Tristesse, peur, joie, toutes ces émotions l'enfant les éprouve lorsqu'il s'identifie à Bambi, à Pinocchio ou à Liann. A des héros bien différents de lui, pas forcément humains, mais qui connaissent les mêmes sentiments que lui.
Ces histoires, de ce fait, non seulement aident l'enfant à cultiver son imaginaire, mais également l'aident à grandir car les héros, dans leurs aventures, vont parvenir à dominer ces émotions, à surpasser les épreuves, à affronter les moments difficiles pour accéder à plus d'autonomie. L'enfant se confronte avec le héros, et comme le dit Joëlle Turin c'est là que s'affirme chez lui "le désir d'une autonomie qui échappe à l'adulte tout puissant et qui le rend plus fort pour affronter ses propres peurs."

Cette analyse fait souvent l'unanimité lorsqu'il s'agit des albums de jeunesse pour les enfants de moins de 6 ans, mais dans la littérature contemporaine le monde de l'imaginaire s'estompe un peu par la suite pour davantage "coller" aux préoccupations quotidiennes des enfants. Je pense qu'il est utile de favoriser les deux aspects: confirmation de soi grâce une certaine similitude , mais aussi confrontation avec soi, possible grâce à la différence.Selon que le héros lui ressemble ou non, l'enfant se construit dans la connivence ou l 'opposition. Si certains livres montrent un univers très proche de celui du lecteur, il en est d'autres qui justement propulsent l'enfant dans un autre monde où il pourra connaître des expériences inédites: le roman est alors "un multiplicateur d'expériences" dont l'enfant va sortir grandi. Grâce aux livres, il peut acquérir les bénéfices de ces expériences sans en affronter lui-même les dangers.
De plus, dans son imaginaire, et dans ses jeux,  l'enfant se dote souvent de pouvoirs qui lui permettent de se donner confiance et de tenir le coup face aux obstacles. C'est ce qui explique le succès des super-héros comme Superman ou Batman. Leur double identité met l'accent sur la puissance que leur procurent ces pouvoirs surhumains, en opposition avec leur quotidien banal. Le génie de Harry Potter tient en grande partie au fait que le héros vit à la fois les mêmes expériences que tout collégien: l'école,les profs, les copains, ... mais se trouve vivre dans un monde magique et différent et qu'il est doté de pouvoirs surnaturels!

= = = = =

À faire —
1 - Transcrivez le passage du texte sur les héros de la littérature jeunesse, en commençant par «De plus, dans» et en poursuivant jusqu'à «de pouvoirs surnaturels!».
2 - D'après le texte sur les héros de la littérature jeunesse, à quoi tient en grande partie le génie de Harry Potter ?
3 - Prolongez le texte sur les héros de la littérature jeunesse à partir de l'endroit où il s'arrête.
Les entrées qui suivent proviennent d'une autre source.

(Entrées de boîtes englobantes)
= = = = =

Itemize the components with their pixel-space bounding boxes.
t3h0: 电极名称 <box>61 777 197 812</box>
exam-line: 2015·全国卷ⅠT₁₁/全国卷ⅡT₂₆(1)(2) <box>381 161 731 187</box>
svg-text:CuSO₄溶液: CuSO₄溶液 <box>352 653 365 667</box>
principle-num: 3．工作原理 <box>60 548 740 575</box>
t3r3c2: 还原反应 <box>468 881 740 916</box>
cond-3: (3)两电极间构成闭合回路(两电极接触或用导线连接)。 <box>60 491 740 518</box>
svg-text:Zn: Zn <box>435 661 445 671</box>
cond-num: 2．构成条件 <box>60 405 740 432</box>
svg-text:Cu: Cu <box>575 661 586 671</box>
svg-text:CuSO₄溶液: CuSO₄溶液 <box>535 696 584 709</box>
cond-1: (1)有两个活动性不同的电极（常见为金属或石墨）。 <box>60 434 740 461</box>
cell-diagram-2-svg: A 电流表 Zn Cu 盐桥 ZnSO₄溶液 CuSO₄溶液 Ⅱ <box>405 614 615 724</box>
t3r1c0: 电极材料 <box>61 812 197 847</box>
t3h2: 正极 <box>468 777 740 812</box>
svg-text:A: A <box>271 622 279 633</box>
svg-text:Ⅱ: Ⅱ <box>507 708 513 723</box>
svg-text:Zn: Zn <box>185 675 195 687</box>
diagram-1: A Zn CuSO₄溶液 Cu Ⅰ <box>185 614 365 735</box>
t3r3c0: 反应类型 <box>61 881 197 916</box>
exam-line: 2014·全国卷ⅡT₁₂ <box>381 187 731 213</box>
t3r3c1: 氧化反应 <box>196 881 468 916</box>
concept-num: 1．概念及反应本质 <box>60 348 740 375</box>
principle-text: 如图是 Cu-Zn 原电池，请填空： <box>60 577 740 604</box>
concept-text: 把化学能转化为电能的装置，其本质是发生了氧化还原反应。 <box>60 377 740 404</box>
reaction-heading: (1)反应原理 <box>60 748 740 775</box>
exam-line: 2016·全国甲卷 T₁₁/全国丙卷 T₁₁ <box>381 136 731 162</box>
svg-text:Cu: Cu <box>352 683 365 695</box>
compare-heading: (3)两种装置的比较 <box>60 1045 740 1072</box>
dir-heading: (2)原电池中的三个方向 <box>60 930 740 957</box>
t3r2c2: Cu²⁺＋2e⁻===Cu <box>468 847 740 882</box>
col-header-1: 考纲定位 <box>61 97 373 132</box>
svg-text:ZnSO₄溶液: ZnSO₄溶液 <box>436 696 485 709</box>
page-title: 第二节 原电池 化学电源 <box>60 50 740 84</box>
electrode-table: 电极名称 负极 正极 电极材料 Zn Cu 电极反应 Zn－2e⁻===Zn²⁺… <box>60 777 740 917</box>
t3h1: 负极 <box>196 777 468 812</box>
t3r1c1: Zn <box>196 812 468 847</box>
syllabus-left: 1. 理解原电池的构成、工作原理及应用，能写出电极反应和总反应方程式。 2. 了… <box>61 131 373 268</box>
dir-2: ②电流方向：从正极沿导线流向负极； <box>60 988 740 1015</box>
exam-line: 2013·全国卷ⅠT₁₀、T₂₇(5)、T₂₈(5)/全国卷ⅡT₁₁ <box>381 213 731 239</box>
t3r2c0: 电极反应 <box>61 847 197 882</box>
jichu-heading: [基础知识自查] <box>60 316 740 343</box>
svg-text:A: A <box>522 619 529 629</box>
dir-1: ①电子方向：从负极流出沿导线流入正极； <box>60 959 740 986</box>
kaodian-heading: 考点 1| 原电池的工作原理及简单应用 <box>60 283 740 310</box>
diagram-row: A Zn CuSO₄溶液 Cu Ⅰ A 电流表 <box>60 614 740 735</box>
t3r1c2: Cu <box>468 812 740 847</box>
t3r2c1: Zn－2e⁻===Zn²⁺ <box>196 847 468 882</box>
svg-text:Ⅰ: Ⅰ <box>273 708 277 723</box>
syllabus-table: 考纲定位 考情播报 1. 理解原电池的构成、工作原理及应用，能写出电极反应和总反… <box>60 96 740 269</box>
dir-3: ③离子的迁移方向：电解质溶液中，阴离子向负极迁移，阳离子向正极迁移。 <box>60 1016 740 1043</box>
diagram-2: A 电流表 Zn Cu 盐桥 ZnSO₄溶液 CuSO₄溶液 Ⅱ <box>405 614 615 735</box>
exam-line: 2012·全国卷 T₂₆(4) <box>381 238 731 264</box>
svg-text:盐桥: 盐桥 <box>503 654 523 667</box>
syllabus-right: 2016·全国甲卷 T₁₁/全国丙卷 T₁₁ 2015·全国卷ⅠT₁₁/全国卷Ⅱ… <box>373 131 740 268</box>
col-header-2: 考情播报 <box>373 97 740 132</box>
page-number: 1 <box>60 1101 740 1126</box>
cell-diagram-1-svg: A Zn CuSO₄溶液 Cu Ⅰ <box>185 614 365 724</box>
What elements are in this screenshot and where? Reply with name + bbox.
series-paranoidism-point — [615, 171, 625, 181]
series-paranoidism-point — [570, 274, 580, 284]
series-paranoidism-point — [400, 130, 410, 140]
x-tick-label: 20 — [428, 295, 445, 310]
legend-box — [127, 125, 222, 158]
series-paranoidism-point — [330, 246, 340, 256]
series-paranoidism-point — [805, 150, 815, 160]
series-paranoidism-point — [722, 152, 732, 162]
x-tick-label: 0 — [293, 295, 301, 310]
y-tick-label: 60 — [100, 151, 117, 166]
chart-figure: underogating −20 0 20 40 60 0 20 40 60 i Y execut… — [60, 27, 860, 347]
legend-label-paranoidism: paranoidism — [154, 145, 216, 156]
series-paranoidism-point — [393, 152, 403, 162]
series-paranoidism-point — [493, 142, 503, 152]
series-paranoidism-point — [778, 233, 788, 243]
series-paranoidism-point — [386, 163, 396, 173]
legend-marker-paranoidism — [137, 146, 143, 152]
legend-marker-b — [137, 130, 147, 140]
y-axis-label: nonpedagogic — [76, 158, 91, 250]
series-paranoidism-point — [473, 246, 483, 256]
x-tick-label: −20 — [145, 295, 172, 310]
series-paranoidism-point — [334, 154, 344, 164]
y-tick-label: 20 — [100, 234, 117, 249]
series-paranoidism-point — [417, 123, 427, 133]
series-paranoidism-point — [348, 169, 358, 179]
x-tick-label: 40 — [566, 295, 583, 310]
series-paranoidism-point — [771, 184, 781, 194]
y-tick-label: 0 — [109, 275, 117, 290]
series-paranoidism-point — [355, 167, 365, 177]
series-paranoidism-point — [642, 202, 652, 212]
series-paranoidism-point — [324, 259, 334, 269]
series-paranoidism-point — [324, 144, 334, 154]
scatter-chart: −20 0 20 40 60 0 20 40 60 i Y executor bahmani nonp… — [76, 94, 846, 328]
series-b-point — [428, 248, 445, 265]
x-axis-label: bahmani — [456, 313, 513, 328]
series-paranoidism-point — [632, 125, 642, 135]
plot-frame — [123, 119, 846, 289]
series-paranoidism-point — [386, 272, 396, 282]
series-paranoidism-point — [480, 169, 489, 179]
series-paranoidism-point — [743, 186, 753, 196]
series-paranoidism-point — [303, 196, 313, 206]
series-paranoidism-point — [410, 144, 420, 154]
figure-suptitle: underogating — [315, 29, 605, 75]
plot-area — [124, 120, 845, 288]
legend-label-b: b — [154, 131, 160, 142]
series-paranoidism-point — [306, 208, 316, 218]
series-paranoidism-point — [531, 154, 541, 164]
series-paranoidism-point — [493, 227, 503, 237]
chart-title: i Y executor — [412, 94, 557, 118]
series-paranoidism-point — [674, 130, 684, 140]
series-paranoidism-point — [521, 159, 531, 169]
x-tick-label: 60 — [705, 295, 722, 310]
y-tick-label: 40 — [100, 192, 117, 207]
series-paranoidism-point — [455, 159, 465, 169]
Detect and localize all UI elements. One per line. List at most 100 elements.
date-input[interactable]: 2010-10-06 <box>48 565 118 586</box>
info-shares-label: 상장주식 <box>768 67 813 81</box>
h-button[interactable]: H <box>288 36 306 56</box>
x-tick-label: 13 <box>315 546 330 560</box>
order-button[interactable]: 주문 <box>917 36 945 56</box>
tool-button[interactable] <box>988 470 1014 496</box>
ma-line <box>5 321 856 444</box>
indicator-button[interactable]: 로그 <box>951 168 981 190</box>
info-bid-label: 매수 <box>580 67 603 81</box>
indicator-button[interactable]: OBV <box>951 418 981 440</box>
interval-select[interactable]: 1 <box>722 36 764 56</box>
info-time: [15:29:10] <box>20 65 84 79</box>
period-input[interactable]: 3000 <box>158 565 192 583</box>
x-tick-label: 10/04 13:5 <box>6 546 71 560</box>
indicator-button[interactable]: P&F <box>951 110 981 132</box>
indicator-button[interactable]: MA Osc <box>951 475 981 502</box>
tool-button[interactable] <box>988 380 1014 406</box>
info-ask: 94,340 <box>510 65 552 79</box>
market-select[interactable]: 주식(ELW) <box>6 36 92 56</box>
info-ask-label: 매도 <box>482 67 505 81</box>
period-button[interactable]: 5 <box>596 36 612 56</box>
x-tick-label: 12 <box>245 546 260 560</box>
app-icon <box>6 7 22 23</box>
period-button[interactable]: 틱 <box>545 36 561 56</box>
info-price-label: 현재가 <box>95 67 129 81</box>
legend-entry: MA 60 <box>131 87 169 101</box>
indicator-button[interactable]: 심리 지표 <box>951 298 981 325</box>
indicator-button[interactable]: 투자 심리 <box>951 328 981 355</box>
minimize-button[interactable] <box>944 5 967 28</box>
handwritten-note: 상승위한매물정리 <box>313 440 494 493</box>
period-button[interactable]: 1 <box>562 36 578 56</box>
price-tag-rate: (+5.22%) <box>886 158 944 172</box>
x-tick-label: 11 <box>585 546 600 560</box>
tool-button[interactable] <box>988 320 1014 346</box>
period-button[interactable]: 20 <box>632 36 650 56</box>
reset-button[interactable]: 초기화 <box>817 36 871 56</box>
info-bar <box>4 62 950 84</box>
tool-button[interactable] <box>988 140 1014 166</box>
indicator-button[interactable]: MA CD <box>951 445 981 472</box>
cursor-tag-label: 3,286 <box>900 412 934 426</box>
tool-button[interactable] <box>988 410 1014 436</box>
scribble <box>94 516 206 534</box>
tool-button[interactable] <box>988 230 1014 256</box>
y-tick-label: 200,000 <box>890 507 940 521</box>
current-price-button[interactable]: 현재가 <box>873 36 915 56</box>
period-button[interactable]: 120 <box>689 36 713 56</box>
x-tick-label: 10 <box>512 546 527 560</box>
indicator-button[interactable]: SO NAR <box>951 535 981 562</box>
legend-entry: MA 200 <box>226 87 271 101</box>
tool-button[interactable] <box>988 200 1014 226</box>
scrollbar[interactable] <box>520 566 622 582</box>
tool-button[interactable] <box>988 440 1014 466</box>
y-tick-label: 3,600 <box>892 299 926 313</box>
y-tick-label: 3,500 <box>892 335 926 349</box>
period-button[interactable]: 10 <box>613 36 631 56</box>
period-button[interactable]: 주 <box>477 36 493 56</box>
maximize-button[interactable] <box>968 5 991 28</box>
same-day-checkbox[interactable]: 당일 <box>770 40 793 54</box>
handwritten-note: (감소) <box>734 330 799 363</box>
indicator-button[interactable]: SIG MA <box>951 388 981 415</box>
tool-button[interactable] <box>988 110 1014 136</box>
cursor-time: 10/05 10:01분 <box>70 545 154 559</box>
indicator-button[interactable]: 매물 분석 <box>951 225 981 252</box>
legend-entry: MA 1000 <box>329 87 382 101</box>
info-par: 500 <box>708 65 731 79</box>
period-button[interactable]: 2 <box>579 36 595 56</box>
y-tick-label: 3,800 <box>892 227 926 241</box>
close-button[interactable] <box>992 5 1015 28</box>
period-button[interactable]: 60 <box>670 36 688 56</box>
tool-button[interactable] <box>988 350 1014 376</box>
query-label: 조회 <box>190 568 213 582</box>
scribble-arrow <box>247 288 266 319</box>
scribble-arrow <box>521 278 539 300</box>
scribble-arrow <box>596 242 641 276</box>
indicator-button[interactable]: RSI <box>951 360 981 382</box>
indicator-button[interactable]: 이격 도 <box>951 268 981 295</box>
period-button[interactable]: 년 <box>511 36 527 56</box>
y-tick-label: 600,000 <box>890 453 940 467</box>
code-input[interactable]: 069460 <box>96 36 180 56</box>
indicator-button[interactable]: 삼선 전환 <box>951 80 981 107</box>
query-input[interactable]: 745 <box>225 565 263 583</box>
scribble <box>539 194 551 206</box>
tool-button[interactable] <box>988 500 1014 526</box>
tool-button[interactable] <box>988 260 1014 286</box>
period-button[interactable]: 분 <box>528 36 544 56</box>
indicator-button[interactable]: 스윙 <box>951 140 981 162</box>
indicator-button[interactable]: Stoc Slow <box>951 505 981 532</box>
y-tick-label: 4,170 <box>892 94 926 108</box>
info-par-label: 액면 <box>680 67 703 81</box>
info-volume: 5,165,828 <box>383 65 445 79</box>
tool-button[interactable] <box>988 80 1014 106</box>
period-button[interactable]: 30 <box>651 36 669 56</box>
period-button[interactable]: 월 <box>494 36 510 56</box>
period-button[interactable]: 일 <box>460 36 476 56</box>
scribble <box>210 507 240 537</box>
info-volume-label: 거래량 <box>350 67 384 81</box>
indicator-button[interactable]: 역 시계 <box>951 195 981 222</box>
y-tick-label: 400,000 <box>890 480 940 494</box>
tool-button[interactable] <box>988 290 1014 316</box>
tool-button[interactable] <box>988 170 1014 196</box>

= = = = =

Corrigé —
1 -
De plus, dans son imaginaire, et dans ses jeux,  l'enfant se dote souvent de pouvoirs qui lui permettent de se donner confiance et de tenir le coup face aux obstacles. C'est ce qui explique le succès des super-héros comme Superman ou Batman. Leur double identité met l'accent sur la puissance que leur procurent ces pouvoirs surhumains, en opposition avec leur quotidien banal. Le génie de Harry Potter tient en grande partie au fait que le héros vit à la fois les mêmes expériences que tout collégien: l'école,les profs, les copains, ... mais se trouve vivre dans un monde magique et différent et qu'il est doté de pouvoirs surnaturels!

2 - Au fait que le héros vit les mêmes expériences que tout collégien (l'école, les profs, les copains), tout en vivant dans un monde magique et différent et en étant doté de pouvoirs surnaturels.

3 -
Notre petit héros, Liann, est minuscule et semble sans défense. Mais ses pouvoirs magiques, que l'on découvre peu à peu dans le roman et qui s'étofferont dans les prochains tomes, lui permettent de surmonter les difficultés. Quel enfant ne s'est pas imaginé un jour pouvoir communiquer avec les animaux? ou se rendre invisible ? Et vaincre ainsi des adversaires plus grands et plus forts... comme le jeune Bergamote qui ridiculise les deux bandits pour le plus grand plaisir du jeune lecteur.
C'est la revanche de l'enfant sur l'adulte tout-puissant. En cela le roman aide à grandir car il offre à l'enfant un autre regard sur le monde et sur lui-même. Lui aussi peut vaincre les obstacles. Et dans le cas de "La fugue de Liann", il partage avec lui des émotions diverses: la joie de se sentir libre, la colère, la détermination, la tristesse, la peur, la fierté...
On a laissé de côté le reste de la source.